Material to process =
┌────────

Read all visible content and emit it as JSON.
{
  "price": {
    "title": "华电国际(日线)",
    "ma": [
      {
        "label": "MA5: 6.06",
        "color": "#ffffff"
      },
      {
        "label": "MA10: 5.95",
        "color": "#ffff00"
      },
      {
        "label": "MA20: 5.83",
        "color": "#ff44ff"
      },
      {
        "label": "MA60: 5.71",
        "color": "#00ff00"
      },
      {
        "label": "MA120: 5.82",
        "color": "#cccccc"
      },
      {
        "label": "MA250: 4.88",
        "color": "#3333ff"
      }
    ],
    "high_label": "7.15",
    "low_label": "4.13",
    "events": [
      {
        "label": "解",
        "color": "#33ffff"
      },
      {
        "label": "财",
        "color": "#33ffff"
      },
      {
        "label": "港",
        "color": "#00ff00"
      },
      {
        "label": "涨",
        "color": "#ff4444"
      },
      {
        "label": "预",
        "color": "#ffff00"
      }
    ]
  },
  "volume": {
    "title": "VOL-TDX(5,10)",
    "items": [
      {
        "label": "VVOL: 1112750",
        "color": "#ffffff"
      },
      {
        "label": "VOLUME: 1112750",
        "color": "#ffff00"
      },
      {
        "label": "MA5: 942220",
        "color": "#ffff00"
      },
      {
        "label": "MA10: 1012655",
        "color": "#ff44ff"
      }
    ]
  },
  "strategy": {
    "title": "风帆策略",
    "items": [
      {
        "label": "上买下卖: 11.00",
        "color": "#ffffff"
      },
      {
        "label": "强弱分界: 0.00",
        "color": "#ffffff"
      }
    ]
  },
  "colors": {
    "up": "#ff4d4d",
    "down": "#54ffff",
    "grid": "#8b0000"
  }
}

└────────

Given task =
Print every line of the records exactly. Omit nothing.

Reply to the exercise =
Read all visible content and emit it as JSON.
{
  "price": {
    "title": "华电国际(日线)",
    "ma": [
      {
        "label": "MA5: 6.06",
        "color": "#ffffff"
      },
      {
        "label": "MA10: 5.95",
        "color": "#ffff00"
      },
      {
        "label": "MA20: 5.83",
        "color": "#ff44ff"
      },
      {
        "label": "MA60: 5.71",
        "color": "#00ff00"
      },
      {
        "label": "MA120: 5.82",
        "color": "#cccccc"
      },
      {
        "label": "MA250: 4.88",
        "color": "#3333ff"
      }
    ],
    "high_label": "7.15",
    "low_label": "4.13",
    "events": [
      {
        "label": "解",
        "color": "#33ffff"
      },
      {
        "label": "财",
        "color": "#33ffff"
      },
      {
        "label": "港",
        "color": "#00ff00"
      },
      {
        "label": "涨",
        "color": "#ff4444"
      },
      {
        "label": "预",
        "color": "#ffff00"
      }
    ]
  },
  "volume": {
    "title": "VOL-TDX(5,10)",
    "items": [
      {
        "label": "VVOL: 1112750",
        "color": "#ffffff"
      },
      {
        "label": "VOLUME: 1112750",
        "color": "#ffff00"
      },
      {
        "label": "MA5: 942220",
        "color": "#ffff00"
      },
      {
        "label": "MA10: 1012655",
        "color": "#ff44ff"
      }
    ]
  },
  "strategy": {
    "title": "风帆策略",
    "items": [
      {
        "label": "上买下卖: 11.00",
        "color": "#ffffff"
      },
      {
        "label": "强弱分界: 0.00",
        "color": "#ffffff"
      }
    ]
  },
  "colors": {
    "up": "#ff4d4d",
    "down": "#54ffff",
    "grid": "#8b0000"
  }
}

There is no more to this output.